- **Problems to work on**:
A – Answer from the passage on the college, marking each answer (i), (ii), (iii):
(i) How many members does the Local Managing Committee have?
(ii) What is the teacher-student ratio?
(iii) On which examination are junior college applicants evaluated?
B – For each statement, state yes or no on whether the passage on the college agrees, and quote the deciding words:
(i) The Local Managing Committee meets three times every year.
(ii) The junior college commerce course is an aided course.
(iii) Undergraduate degree courses last three years.
C – From the passage on the college, write out the part that begins at the words "- Bachelor of Science – Information" and stops after "of Commerce (B.Com.)".

- **Passage provided**:

....

The Governing Body consists of the chairman, vice chairman, ex-officio trustees, members, the local managing committee, and an advisory council. The principal functions through the Academic Council of the three vice principals and other important officials, aided by the Internal Quality Assurance Cell (IQAC) which is responsible for planning and evaluation of the college. Various committees of staff and students take responsibility for the different activities of the college. The Local Managing Committee (LMC) has nine members, including the principal as the secretary and rector as the chairperson, and meets twice every year. It prepares the budget and financial statements, recommends creation of new posts, recommends measures for academic and administrative improvement, and undertakes many other vital decision-making activities. The prospective plan for institutional development is done after consecutive meetings with the Academic Council, IQAC, and the heads of the departments. The college takes measures to upgrade the skills of non-teaching staff by conducting workshops and training programmes during vacations, and by conducting sessions on personality enhancement and financial management. An Advisory Council of eminent alumni has also been constituted.

The college has ninety permanent teachers (of whom 53 are women) and an additional three full-time teachers, eleven part-time, and two teachers working as full-time on temporary assignment, raising the number of full-time teachers to 95. The teacher-student ratio is 1:33. Three teachers have been accorded special awards and recognition for their distinguished service.

==Courses==
As of 2007, the college remains mainly an undergraduate college, with 2,648 undergraduate students and 99 postgraduate students. The syllabi for undergraduate and postgraduate courses are prepared by the University of Mumbai, and include mid-term tests and final examinations. The success rate of students is 90 to 100 percent across all departments, and 95 to 100 percent in university examinations. Special considerations are given to Catholics, economically and socially disadvantaged applicants, and students from scheduled castes (SC) and Scheduled Tribes (ST). Programs operated by the college include The Learning for Life Programme, Honours Programme, Social Involvement Programme, and Personality and Human Values.

===Junior college courses===
Junior college courses in science, arts and commerce last two years. Applicants are evaluated on their performance in the Secondary School Certificate (SSC) examination of the Mumbai Divisional Board. The commerce course has been recently began in the academic year 2022–23. Arts and Science are both aided courses while Commerce is not.

===Undergraduate degree courses===
Undergraduate degree courses last three years. Applicants are evaluated based on their academic performance in the Higher Secondary School Certificate (HSC) examination of the Mumbai Divisional Board.
- Bachelor of Arts (B.A.) (Aided)
- Bachelor of Science (B.Sc.) (Aided)
- Bachelor of Science – Information Technology (B.Sc. IT)
- Bachelor of Science – Data science and Artificial intelligence (B.Sc. DSAI)
- Bachelor of Science – Biotechnology and Computational Biology (B.Sc. BCB)
- Bachelor of Commerce (B.Com.)
- Bachelor of Commerce, Management Studies (B.Com. MS), formerly known as Bachelor of Management Studies (BMS)

....

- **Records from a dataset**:
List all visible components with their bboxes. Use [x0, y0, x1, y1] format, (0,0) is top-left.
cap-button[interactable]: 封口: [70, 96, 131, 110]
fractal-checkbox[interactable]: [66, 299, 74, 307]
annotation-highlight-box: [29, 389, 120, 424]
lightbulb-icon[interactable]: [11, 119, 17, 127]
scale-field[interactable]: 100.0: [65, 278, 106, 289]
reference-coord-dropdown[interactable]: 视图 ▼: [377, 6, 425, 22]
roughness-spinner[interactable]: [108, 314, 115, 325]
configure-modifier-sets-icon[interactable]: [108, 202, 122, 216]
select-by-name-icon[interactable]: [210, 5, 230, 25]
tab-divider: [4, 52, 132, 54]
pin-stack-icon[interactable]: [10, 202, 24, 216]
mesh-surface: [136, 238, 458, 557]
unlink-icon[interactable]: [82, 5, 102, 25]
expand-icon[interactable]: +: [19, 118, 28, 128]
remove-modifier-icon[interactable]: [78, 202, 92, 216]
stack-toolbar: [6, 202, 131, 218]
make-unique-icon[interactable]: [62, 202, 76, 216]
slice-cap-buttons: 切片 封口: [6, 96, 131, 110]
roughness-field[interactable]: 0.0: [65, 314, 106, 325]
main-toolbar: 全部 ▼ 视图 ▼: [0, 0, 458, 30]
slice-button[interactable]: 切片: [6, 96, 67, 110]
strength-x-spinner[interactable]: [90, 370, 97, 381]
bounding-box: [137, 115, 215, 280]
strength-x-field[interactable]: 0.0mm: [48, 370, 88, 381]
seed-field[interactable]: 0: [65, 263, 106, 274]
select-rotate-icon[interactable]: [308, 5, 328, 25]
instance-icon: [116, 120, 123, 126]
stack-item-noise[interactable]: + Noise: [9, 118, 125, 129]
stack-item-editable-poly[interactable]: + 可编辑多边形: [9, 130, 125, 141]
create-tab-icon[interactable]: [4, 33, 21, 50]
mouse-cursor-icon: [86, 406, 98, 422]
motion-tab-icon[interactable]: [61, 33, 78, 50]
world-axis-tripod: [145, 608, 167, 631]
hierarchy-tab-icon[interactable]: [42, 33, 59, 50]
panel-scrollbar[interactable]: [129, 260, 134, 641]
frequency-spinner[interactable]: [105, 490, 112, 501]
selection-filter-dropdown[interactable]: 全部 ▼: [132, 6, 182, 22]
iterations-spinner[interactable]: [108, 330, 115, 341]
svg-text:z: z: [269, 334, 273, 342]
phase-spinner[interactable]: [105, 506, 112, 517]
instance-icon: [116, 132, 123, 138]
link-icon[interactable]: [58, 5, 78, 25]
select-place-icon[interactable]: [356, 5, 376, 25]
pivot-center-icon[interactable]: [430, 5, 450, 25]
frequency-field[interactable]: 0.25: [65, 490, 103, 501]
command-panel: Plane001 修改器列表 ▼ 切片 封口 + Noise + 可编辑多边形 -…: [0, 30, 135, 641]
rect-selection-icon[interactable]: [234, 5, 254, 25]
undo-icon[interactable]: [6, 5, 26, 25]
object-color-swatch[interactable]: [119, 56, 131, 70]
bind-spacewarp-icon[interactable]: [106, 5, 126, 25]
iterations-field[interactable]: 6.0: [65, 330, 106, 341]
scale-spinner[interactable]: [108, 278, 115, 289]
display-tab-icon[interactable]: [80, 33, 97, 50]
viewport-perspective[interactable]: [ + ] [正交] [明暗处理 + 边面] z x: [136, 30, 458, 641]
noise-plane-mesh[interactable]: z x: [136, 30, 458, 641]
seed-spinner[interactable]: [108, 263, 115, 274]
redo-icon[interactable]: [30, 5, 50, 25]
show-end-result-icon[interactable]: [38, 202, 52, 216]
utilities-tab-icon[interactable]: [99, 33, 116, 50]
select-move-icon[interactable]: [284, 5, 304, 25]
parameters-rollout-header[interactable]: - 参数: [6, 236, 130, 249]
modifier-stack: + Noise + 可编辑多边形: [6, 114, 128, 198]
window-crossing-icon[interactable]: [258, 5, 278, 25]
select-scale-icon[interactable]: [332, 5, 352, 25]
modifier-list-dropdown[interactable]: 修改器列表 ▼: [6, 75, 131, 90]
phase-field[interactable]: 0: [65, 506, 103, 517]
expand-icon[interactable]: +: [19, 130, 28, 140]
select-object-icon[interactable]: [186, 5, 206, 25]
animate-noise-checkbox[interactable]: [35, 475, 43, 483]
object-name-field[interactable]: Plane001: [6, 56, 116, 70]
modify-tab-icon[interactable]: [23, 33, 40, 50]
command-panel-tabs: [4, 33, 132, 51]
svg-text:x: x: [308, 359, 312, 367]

....

- **Per-task outputs**:
A –
(i) Nine members.
(ii) 1:33.
(iii) The Secondary School Certificate (SSC) examination of the Mumbai Divisional Board.

B –
(i) No: "meets twice every year"
(ii) No: "Arts and Science are both aided courses while Commerce is not."
(iii) Yes: "Undergraduate degree courses last three years."

C –
- Bachelor of Science – Information Technology (B.Sc. IT)
- Bachelor of Science – Data science and Artificial intelligence (B.Sc. DSAI)
- Bachelor of Science – Biotechnology and Computational Biology (B.Sc. BCB)
- Bachelor of Commerce (B.Com.)